THE PROBLEM:
Copy out each of the entries below, keeping every line identical to the original.
--- --- ---
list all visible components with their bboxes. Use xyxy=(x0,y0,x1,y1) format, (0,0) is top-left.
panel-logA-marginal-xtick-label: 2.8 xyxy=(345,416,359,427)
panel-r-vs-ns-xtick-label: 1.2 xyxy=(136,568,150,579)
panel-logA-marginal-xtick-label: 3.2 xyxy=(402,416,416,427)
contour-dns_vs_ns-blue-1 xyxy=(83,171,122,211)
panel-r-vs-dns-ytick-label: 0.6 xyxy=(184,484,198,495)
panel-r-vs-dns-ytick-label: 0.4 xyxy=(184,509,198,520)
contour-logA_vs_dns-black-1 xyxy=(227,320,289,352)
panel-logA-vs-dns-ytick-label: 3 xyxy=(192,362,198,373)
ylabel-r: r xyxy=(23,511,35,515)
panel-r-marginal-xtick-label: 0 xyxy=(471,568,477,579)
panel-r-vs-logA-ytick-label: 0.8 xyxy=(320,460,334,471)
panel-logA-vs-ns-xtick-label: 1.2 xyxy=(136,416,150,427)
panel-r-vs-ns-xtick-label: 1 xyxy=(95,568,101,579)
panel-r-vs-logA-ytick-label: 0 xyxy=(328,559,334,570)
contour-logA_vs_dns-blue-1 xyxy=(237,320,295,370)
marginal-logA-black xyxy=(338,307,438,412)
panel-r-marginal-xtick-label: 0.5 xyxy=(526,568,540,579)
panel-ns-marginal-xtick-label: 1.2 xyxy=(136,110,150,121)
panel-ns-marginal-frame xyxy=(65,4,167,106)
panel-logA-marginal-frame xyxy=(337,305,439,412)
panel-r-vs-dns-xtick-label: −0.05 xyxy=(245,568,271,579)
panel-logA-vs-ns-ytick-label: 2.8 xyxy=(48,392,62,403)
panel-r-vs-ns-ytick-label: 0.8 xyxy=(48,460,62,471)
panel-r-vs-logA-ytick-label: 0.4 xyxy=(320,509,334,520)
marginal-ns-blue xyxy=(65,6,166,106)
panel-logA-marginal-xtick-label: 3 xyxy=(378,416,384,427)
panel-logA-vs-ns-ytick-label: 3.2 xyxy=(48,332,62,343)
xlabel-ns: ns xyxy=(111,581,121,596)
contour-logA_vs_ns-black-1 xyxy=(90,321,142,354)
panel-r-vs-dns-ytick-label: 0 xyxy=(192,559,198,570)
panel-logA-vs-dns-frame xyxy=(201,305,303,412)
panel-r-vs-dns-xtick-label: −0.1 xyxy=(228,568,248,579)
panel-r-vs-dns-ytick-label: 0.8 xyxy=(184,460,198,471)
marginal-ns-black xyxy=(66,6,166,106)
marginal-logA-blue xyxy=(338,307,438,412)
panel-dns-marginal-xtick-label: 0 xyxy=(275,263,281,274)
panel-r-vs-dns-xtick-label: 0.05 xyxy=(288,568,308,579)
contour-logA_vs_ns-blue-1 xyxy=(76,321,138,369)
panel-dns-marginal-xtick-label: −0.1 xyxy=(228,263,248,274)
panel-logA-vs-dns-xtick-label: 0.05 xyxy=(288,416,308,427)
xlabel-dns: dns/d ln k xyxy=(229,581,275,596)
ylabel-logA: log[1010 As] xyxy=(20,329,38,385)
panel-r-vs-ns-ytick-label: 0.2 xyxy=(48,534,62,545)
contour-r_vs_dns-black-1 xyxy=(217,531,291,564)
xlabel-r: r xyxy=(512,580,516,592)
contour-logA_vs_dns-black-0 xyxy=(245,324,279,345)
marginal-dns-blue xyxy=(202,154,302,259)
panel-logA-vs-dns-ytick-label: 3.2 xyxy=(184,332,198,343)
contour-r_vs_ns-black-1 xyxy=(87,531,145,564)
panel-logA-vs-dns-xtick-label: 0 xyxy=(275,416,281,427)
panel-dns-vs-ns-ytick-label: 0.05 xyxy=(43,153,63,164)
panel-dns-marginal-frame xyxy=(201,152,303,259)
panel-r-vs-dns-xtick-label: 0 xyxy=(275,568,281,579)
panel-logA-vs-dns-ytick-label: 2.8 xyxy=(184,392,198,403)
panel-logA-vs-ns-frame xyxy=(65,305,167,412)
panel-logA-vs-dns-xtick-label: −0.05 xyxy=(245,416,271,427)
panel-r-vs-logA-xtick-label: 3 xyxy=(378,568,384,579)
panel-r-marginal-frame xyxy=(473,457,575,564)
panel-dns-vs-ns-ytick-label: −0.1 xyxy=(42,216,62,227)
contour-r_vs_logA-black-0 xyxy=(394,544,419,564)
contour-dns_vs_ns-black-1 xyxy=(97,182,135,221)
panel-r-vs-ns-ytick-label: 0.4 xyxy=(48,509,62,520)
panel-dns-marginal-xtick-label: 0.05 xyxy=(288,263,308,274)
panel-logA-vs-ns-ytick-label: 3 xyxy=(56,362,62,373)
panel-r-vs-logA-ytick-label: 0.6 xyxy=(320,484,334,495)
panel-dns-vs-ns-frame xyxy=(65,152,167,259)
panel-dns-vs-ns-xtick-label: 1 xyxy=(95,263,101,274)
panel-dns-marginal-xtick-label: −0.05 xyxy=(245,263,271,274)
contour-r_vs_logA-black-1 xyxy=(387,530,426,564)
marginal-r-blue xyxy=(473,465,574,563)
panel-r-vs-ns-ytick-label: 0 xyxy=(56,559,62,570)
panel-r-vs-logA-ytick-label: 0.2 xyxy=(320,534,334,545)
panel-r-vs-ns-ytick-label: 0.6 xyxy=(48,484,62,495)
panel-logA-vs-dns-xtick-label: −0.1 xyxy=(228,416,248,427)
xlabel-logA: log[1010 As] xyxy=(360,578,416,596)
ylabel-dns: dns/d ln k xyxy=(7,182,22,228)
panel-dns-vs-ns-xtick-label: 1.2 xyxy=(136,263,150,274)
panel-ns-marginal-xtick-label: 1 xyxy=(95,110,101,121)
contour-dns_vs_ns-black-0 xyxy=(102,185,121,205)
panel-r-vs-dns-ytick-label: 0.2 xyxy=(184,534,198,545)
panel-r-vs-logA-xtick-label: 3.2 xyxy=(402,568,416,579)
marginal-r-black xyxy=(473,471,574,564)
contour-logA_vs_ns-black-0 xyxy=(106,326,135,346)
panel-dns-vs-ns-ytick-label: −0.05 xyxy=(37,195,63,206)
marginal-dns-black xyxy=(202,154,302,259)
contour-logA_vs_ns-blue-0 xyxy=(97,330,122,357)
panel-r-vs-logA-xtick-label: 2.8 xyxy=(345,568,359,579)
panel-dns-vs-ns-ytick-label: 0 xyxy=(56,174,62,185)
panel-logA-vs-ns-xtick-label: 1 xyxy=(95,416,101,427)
--- --- ---
FULL SOLUTION:
list all visible components with their bboxes. Use xyxy=(x0,y0,x1,y1) format, (0,0) is top-left.
panel-logA-marginal-xtick-label: 2.8 xyxy=(345,416,359,427)
panel-r-vs-ns-xtick-label: 1.2 xyxy=(136,568,150,579)
panel-logA-marginal-xtick-label: 3.2 xyxy=(402,416,416,427)
contour-dns_vs_ns-blue-1 xyxy=(83,171,122,211)
panel-r-vs-dns-ytick-label: 0.6 xyxy=(184,484,198,495)
panel-r-vs-dns-ytick-label: 0.4 xyxy=(184,509,198,520)
contour-logA_vs_dns-black-1 xyxy=(227,320,289,352)
panel-logA-vs-dns-ytick-label: 3 xyxy=(192,362,198,373)
ylabel-r: r xyxy=(23,511,35,515)
panel-r-marginal-xtick-label: 0 xyxy=(471,568,477,579)
panel-r-vs-logA-ytick-label: 0.8 xyxy=(320,460,334,471)
panel-logA-vs-ns-xtick-label: 1.2 xyxy=(136,416,150,427)
panel-r-vs-ns-xtick-label: 1 xyxy=(95,568,101,579)
panel-r-vs-logA-ytick-label: 0 xyxy=(328,559,334,570)
contour-logA_vs_dns-blue-1 xyxy=(237,320,295,370)
marginal-logA-black xyxy=(338,307,438,412)
panel-r-marginal-xtick-label: 0.5 xyxy=(526,568,540,579)
panel-ns-marginal-xtick-label: 1.2 xyxy=(136,110,150,121)
panel-ns-marginal-frame xyxy=(65,4,167,106)
panel-logA-marginal-frame xyxy=(337,305,439,412)
panel-r-vs-dns-xtick-label: −0.05 xyxy=(245,568,271,579)
panel-logA-vs-ns-ytick-label: 2.8 xyxy=(48,392,62,403)
panel-r-vs-ns-ytick-label: 0.8 xyxy=(48,460,62,471)
panel-r-vs-logA-ytick-label: 0.4 xyxy=(320,509,334,520)
marginal-ns-blue xyxy=(65,6,166,106)
panel-logA-marginal-xtick-label: 3 xyxy=(378,416,384,427)
panel-logA-vs-ns-ytick-label: 3.2 xyxy=(48,332,62,343)
xlabel-ns: ns xyxy=(111,581,121,596)
contour-logA_vs_ns-black-1 xyxy=(90,321,142,354)
panel-r-vs-dns-ytick-label: 0 xyxy=(192,559,198,570)
panel-logA-vs-dns-frame xyxy=(201,305,303,412)
panel-r-vs-dns-xtick-label: −0.1 xyxy=(228,568,248,579)
panel-r-vs-dns-ytick-label: 0.8 xyxy=(184,460,198,471)
marginal-ns-black xyxy=(66,6,166,106)
marginal-logA-blue xyxy=(338,307,438,412)
panel-dns-marginal-xtick-label: 0 xyxy=(275,263,281,274)
panel-r-vs-dns-xtick-label: 0.05 xyxy=(288,568,308,579)
contour-logA_vs_ns-blue-1 xyxy=(76,321,138,369)
panel-dns-marginal-xtick-label: −0.1 xyxy=(228,263,248,274)
panel-logA-vs-dns-xtick-label: 0.05 xyxy=(288,416,308,427)
xlabel-dns: dns/d ln k xyxy=(229,581,275,596)
ylabel-logA: log[1010 As] xyxy=(20,329,38,385)
panel-r-vs-ns-ytick-label: 0.2 xyxy=(48,534,62,545)
contour-r_vs_dns-black-1 xyxy=(217,531,291,564)
xlabel-r: r xyxy=(512,580,516,592)
contour-logA_vs_dns-black-0 xyxy=(245,324,279,345)
marginal-dns-blue xyxy=(202,154,302,259)
panel-logA-vs-dns-ytick-label: 3.2 xyxy=(184,332,198,343)
contour-r_vs_ns-black-1 xyxy=(87,531,145,564)
panel-logA-vs-dns-xtick-label: 0 xyxy=(275,416,281,427)
panel-dns-vs-ns-ytick-label: 0.05 xyxy=(43,153,63,164)
panel-dns-marginal-frame xyxy=(201,152,303,259)
panel-r-vs-dns-xtick-label: 0 xyxy=(275,568,281,579)
panel-logA-vs-dns-ytick-label: 2.8 xyxy=(184,392,198,403)
panel-logA-vs-ns-frame xyxy=(65,305,167,412)
panel-logA-vs-dns-xtick-label: −0.05 xyxy=(245,416,271,427)
panel-r-vs-logA-xtick-label: 3 xyxy=(378,568,384,579)
panel-r-marginal-frame xyxy=(473,457,575,564)
panel-dns-vs-ns-ytick-label: −0.1 xyxy=(42,216,62,227)
contour-r_vs_logA-black-0 xyxy=(394,544,419,564)
contour-dns_vs_ns-black-1 xyxy=(97,182,135,221)
panel-r-vs-ns-ytick-label: 0.4 xyxy=(48,509,62,520)
panel-dns-marginal-xtick-label: 0.05 xyxy=(288,263,308,274)
panel-logA-vs-ns-ytick-label: 3 xyxy=(56,362,62,373)
panel-r-vs-logA-ytick-label: 0.6 xyxy=(320,484,334,495)
panel-dns-vs-ns-frame xyxy=(65,152,167,259)
panel-dns-vs-ns-xtick-label: 1 xyxy=(95,263,101,274)
panel-dns-marginal-xtick-label: −0.05 xyxy=(245,263,271,274)
contour-r_vs_logA-black-1 xyxy=(387,530,426,564)
marginal-r-blue xyxy=(473,465,574,563)
panel-r-vs-ns-ytick-label: 0 xyxy=(56,559,62,570)
panel-r-vs-logA-ytick-label: 0.2 xyxy=(320,534,334,545)
panel-r-vs-ns-ytick-label: 0.6 xyxy=(48,484,62,495)
panel-logA-vs-dns-xtick-label: −0.1 xyxy=(228,416,248,427)
xlabel-logA: log[1010 As] xyxy=(360,578,416,596)
ylabel-dns: dns/d ln k xyxy=(7,182,22,228)
panel-dns-vs-ns-xtick-label: 1.2 xyxy=(136,263,150,274)
panel-ns-marginal-xtick-label: 1 xyxy=(95,110,101,121)
contour-dns_vs_ns-black-0 xyxy=(102,185,121,205)
panel-r-vs-dns-ytick-label: 0.2 xyxy=(184,534,198,545)
panel-r-vs-logA-xtick-label: 3.2 xyxy=(402,568,416,579)
marginal-r-black xyxy=(473,471,574,564)
contour-logA_vs_ns-black-0 xyxy=(106,326,135,346)
panel-dns-vs-ns-ytick-label: −0.05 xyxy=(37,195,63,206)
marginal-dns-black xyxy=(202,154,302,259)
contour-logA_vs_ns-blue-0 xyxy=(97,330,122,357)
panel-r-vs-logA-xtick-label: 2.8 xyxy=(345,568,359,579)
panel-dns-vs-ns-ytick-label: 0 xyxy=(56,174,62,185)
panel-logA-vs-ns-xtick-label: 1 xyxy=(95,416,101,427)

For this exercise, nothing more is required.